Your task
Write out the full set of records exactly. Any pictures in them do not belong in the copy.

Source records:
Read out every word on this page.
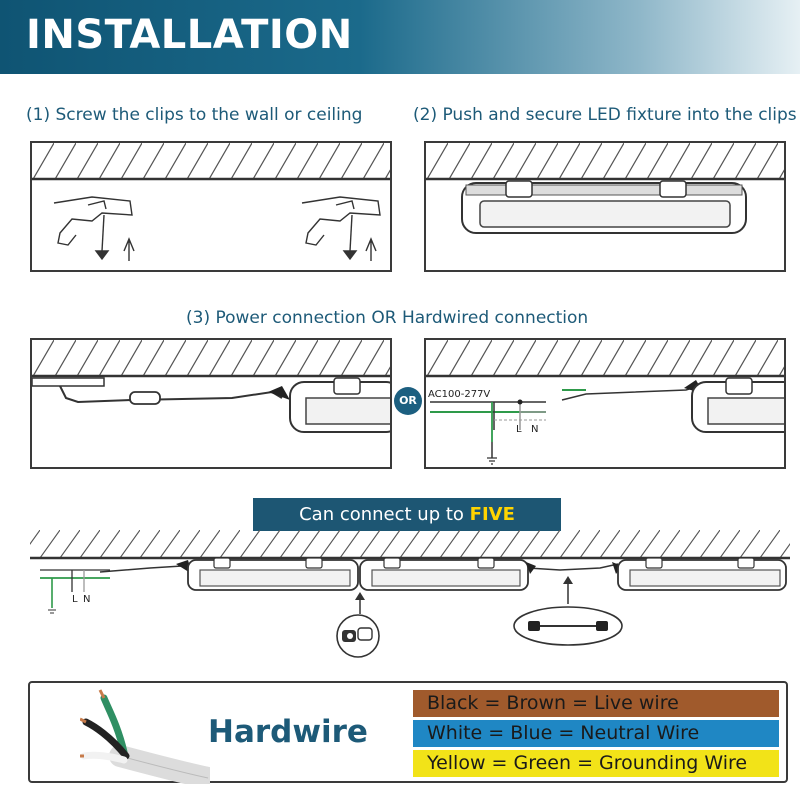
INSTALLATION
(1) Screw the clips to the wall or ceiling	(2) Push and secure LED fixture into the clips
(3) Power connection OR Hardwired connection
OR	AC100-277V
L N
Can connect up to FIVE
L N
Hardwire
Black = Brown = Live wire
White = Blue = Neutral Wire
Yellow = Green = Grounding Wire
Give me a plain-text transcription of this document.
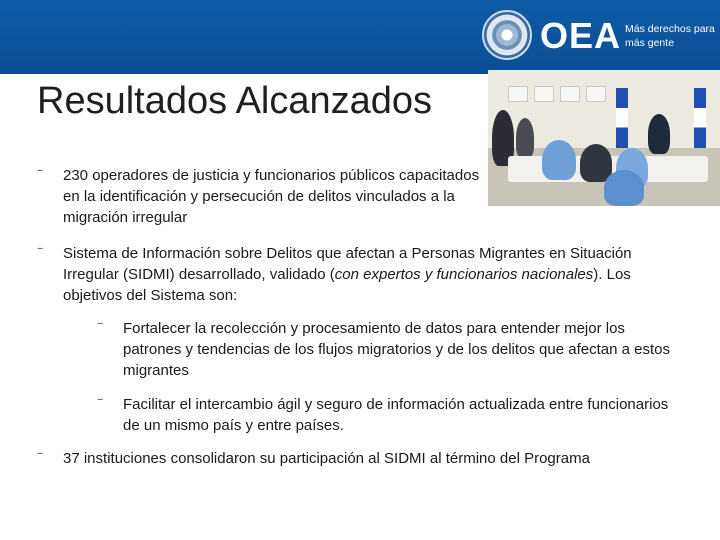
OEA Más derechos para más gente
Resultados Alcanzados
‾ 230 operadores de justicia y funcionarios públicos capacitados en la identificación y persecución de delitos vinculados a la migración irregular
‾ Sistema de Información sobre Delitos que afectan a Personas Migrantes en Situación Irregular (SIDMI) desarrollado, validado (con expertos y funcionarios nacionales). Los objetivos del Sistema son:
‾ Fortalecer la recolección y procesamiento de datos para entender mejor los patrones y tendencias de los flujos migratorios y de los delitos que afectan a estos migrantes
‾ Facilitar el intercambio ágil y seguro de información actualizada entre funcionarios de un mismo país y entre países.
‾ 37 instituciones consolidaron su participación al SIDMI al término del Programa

Exercise answer
Read out every word on this page.
INSTALLATION
(1) Screw the clips to the wall or ceiling	(2) Push and secure LED fixture into the clips
(3) Power connection OR Hardwired connection
OR	AC100-277V
L N
Can connect up to FIVE
L N
Hardwire
Black = Brown = Live wire
White = Blue = Neutral Wire
Yellow = Green = Grounding Wire
Give me a plain-text transcription of this document.
OEA Más derechos para más gente
Resultados Alcanzados
‾ 230 operadores de justicia y funcionarios públicos capacitados en la identificación y persecución de delitos vinculados a la migración irregular
‾ Sistema de Información sobre Delitos que afectan a Personas Migrantes en Situación Irregular (SIDMI) desarrollado, validado (con expertos y funcionarios nacionales). Los objetivos del Sistema son:
‾ Fortalecer la recolección y procesamiento de datos para entender mejor los patrones y tendencias de los flujos migratorios y de los delitos que afectan a estos migrantes
‾ Facilitar el intercambio ágil y seguro de información actualizada entre funcionarios de un mismo país y entre países.
‾ 37 instituciones consolidaron su participación al SIDMI al término del Programa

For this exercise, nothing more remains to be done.